» EXERCISE GOAL: Gather all lines with the word "Grooming" in them.

#####

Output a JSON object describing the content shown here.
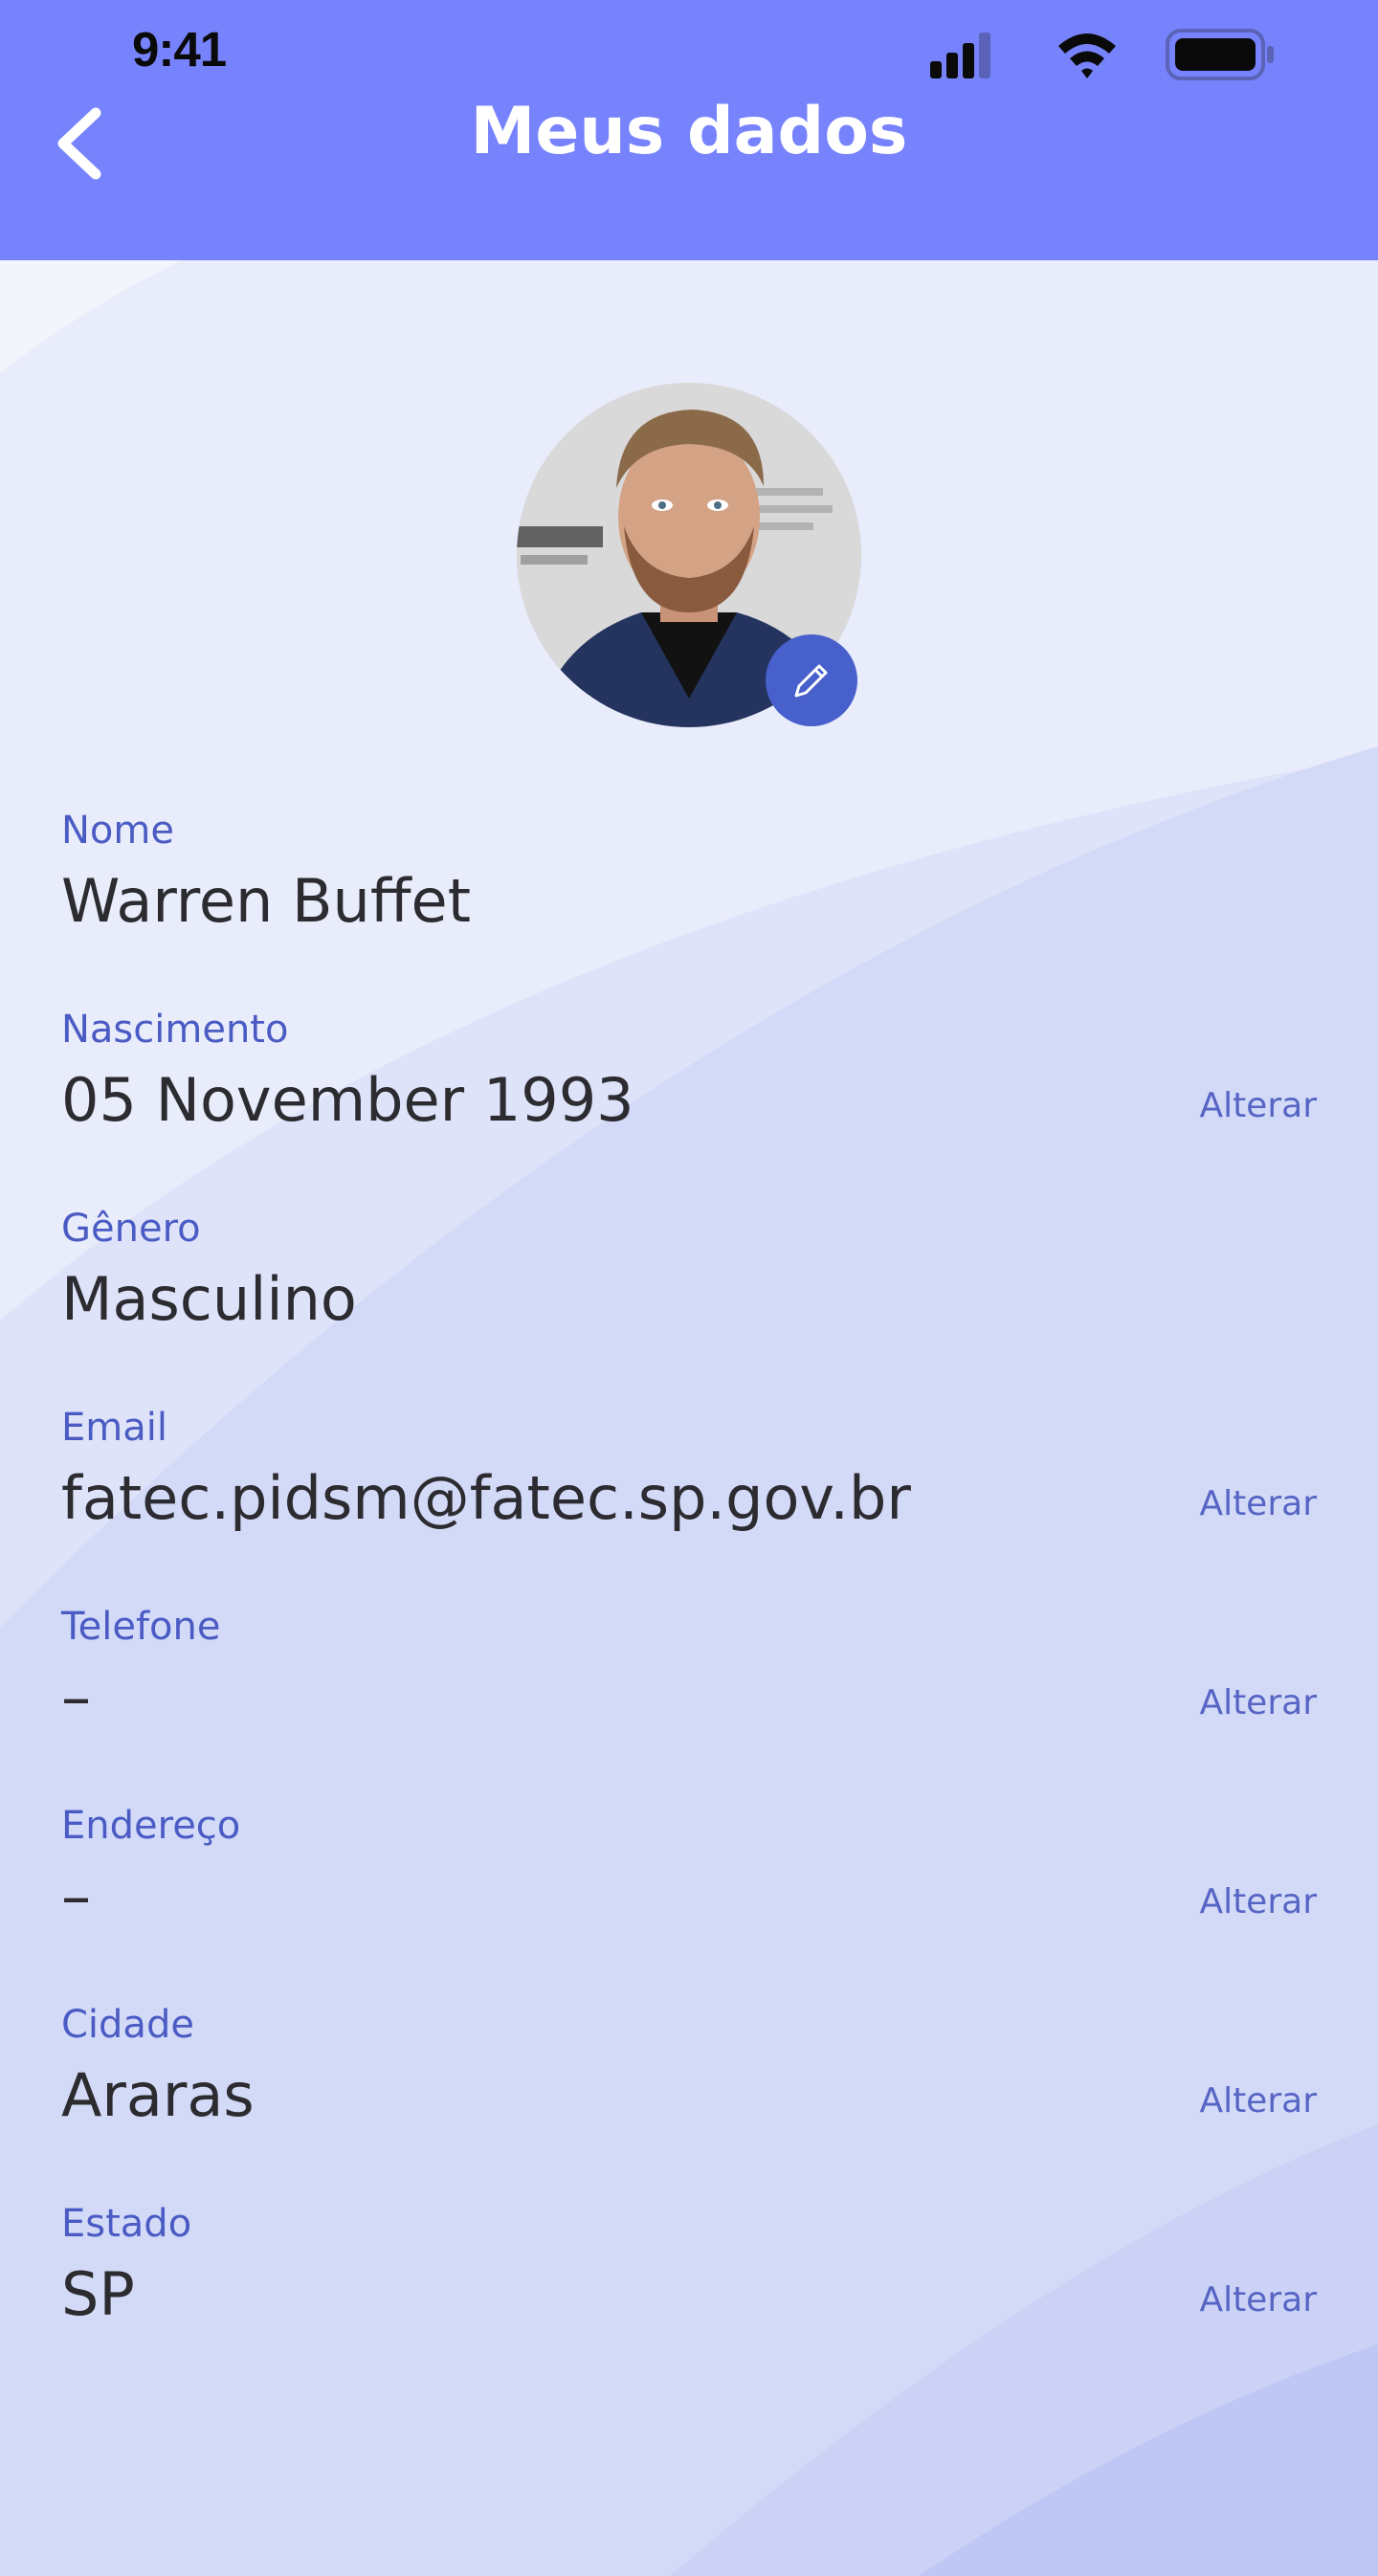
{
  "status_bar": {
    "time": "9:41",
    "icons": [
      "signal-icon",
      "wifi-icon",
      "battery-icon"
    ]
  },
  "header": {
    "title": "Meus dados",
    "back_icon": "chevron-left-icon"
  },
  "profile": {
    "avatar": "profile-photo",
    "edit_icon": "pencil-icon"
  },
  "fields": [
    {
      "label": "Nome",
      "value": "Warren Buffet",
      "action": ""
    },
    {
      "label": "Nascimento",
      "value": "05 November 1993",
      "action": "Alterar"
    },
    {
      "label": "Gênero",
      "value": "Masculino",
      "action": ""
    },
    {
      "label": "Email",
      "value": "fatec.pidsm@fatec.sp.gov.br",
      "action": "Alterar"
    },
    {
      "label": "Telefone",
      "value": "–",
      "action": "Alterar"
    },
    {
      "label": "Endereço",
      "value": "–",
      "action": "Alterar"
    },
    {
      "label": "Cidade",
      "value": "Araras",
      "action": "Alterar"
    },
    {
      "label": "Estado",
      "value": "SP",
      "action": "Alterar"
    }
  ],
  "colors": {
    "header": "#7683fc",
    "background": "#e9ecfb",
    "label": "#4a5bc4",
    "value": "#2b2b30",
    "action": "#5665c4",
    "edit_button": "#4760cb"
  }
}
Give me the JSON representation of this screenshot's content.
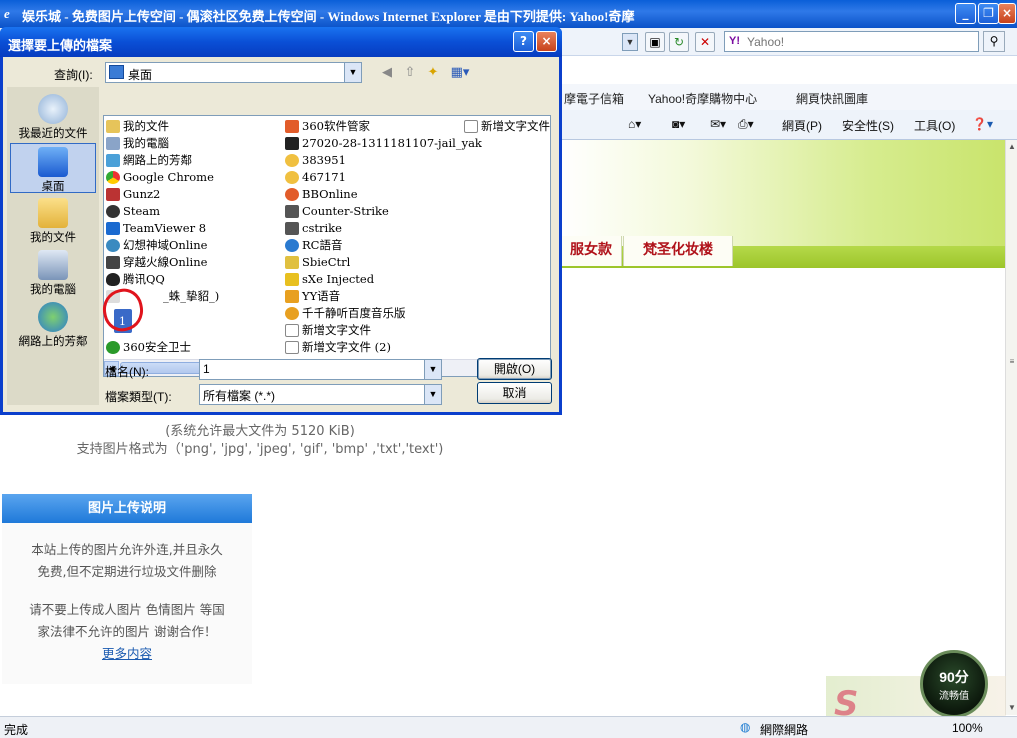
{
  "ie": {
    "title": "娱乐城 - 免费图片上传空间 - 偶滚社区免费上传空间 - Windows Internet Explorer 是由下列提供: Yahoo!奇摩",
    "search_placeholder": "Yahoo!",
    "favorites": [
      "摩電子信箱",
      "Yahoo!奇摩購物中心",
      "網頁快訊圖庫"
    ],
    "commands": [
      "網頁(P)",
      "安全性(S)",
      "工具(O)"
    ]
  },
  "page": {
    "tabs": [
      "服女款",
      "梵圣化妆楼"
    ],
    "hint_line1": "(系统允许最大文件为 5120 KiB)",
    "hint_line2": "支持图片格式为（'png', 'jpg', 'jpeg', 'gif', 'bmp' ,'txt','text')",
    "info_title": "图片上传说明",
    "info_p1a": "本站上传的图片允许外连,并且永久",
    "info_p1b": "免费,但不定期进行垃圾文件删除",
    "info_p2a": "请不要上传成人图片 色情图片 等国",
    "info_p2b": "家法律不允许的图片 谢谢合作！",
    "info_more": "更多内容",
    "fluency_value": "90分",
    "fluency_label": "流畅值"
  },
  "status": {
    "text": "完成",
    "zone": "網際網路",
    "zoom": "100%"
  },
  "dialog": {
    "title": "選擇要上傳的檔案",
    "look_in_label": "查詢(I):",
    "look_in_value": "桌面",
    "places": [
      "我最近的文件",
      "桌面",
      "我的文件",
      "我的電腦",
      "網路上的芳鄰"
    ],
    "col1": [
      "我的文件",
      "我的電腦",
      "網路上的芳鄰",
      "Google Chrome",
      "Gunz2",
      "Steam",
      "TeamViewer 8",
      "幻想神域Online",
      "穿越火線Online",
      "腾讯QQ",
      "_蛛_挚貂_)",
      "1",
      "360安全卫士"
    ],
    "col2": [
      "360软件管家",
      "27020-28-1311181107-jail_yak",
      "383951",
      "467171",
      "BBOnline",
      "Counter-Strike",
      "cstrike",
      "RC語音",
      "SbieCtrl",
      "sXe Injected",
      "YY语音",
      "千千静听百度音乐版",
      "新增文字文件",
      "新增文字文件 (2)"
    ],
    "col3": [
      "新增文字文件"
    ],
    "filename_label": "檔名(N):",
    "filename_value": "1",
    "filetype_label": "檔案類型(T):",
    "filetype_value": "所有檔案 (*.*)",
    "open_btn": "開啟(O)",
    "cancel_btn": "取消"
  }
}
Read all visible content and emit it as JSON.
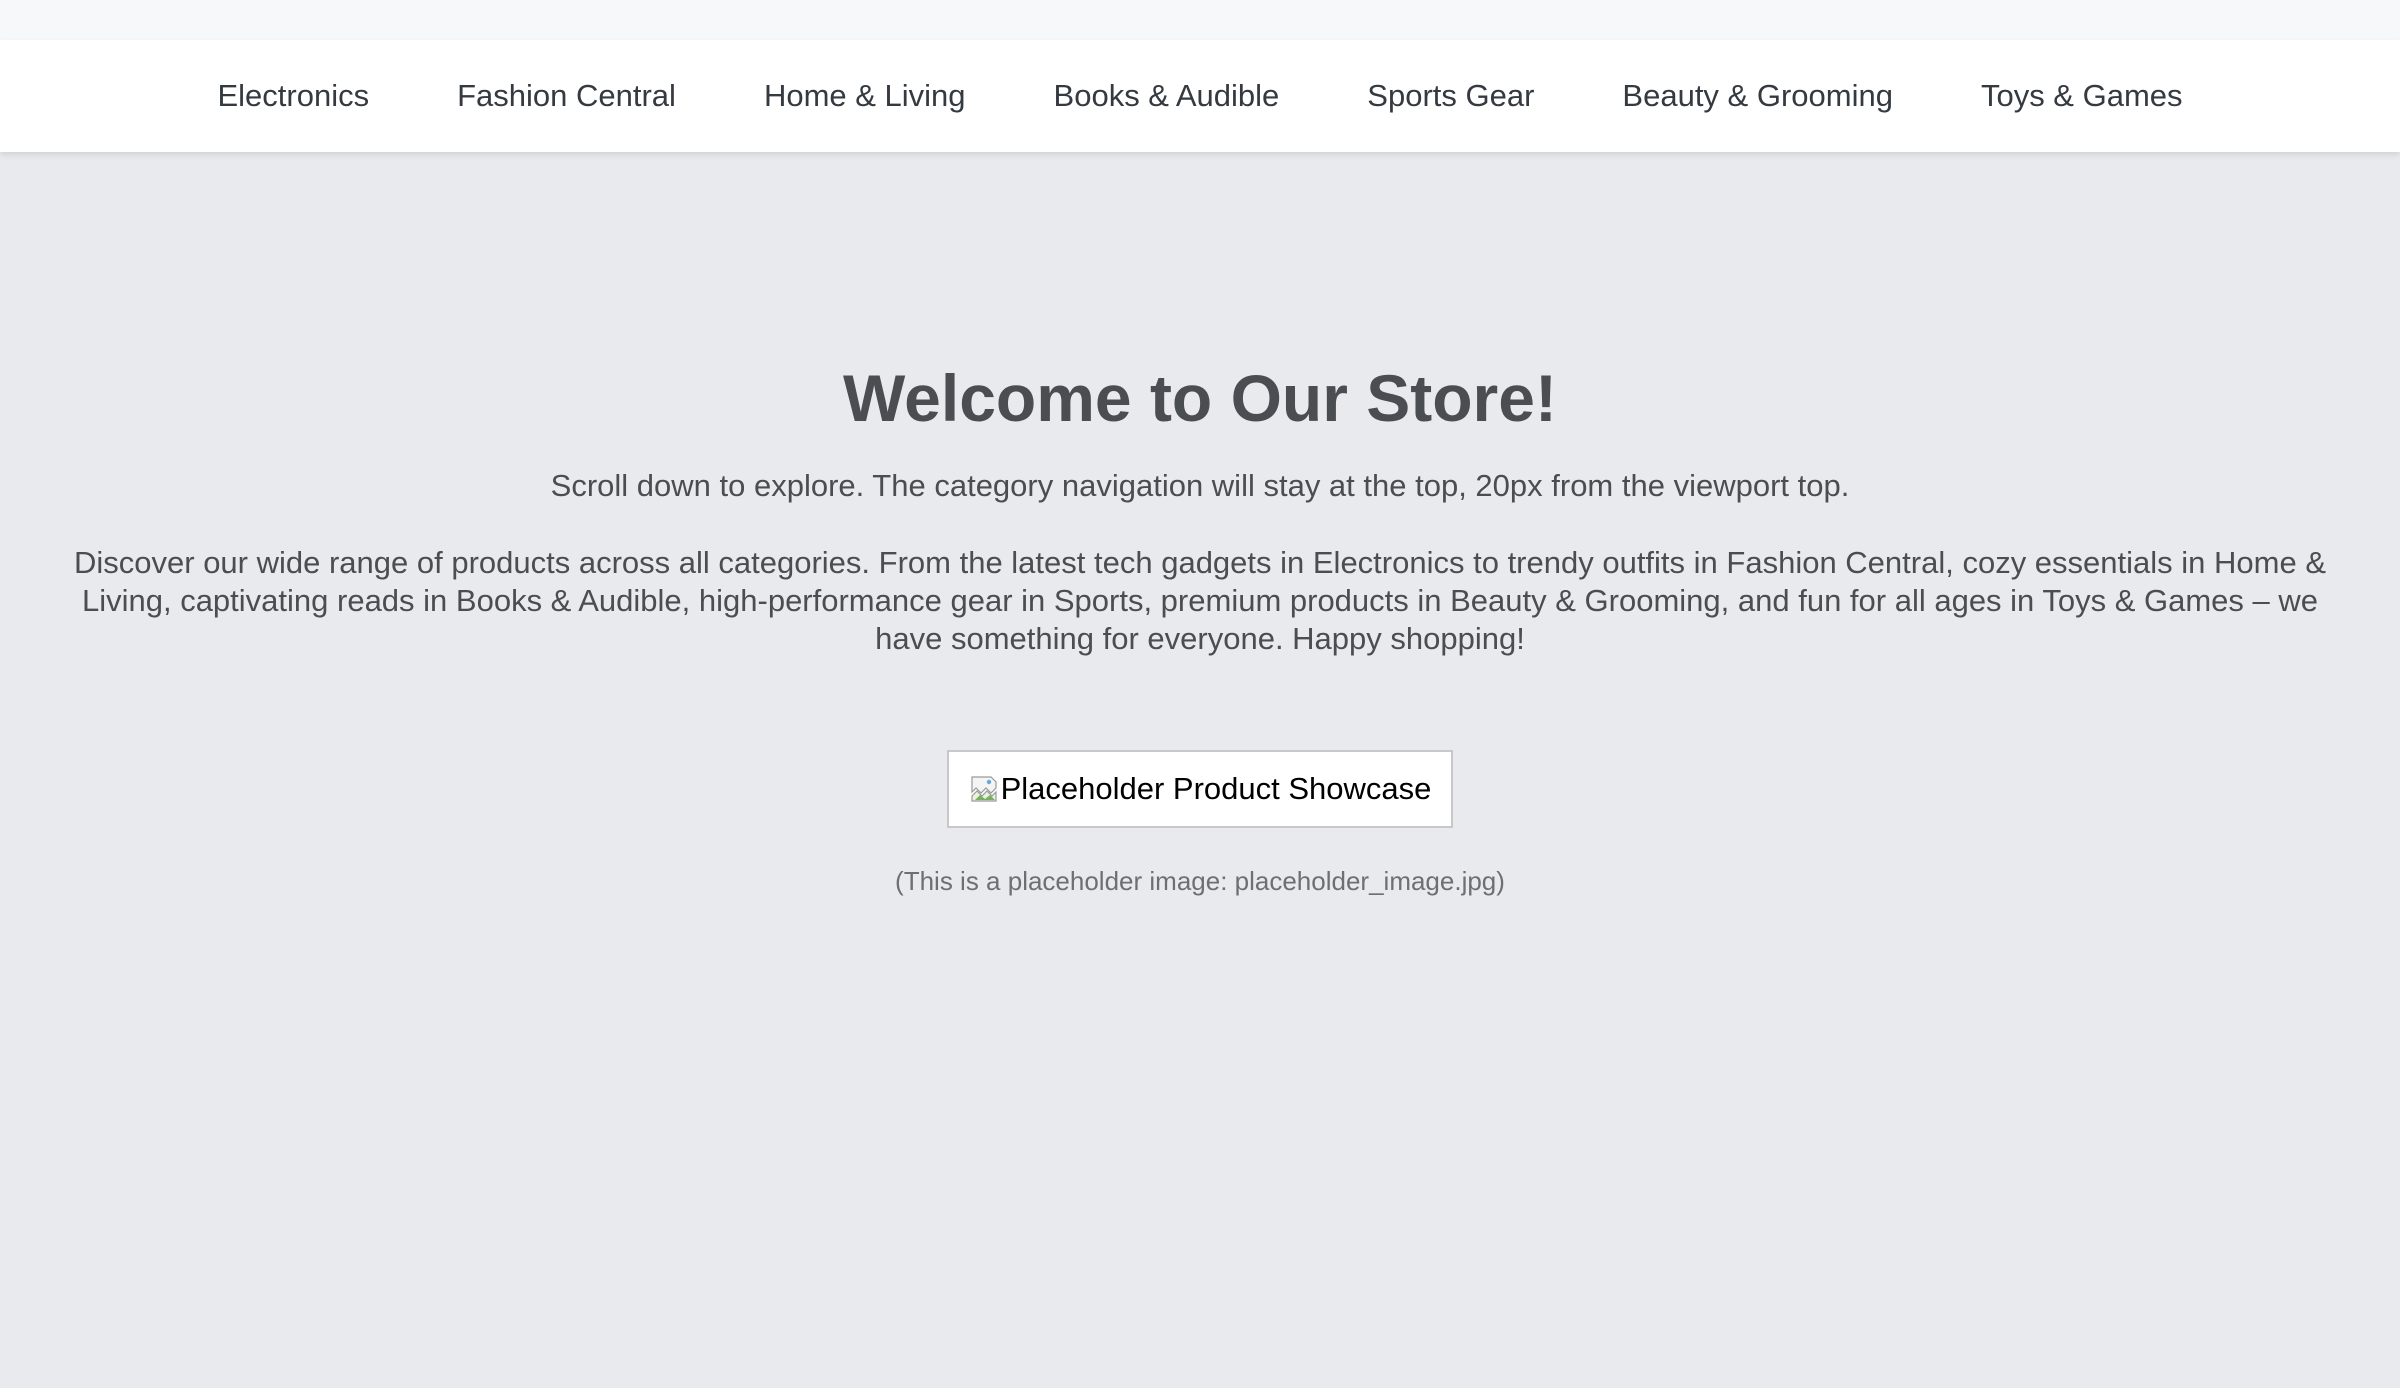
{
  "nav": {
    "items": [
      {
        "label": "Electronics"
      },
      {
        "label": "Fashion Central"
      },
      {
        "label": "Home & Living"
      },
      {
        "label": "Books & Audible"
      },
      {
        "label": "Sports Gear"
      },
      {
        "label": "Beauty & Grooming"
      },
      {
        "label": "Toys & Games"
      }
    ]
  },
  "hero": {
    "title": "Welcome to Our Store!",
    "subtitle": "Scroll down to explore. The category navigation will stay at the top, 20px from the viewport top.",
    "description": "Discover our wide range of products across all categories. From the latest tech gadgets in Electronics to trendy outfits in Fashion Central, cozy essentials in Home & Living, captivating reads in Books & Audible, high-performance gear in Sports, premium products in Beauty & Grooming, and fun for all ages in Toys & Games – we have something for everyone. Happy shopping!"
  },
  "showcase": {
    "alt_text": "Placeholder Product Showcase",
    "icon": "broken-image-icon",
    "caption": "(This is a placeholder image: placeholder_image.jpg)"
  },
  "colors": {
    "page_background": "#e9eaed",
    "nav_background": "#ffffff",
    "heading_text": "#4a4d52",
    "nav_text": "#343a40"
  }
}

#####

» RESULT OF THE TASK:
        "label": "Beauty & Grooming"
    "description": "Discover our wide range of products across all categories. From the latest tech gadgets in Electronics to trendy outfits in Fashion Central, cozy essentials in Home & Living, captivating reads in Books & Audible, high-performance gear in Sports, premium products in Beauty & Grooming, and fun for all ages in Toys & Games – we have something for everyone. Happy shopping!"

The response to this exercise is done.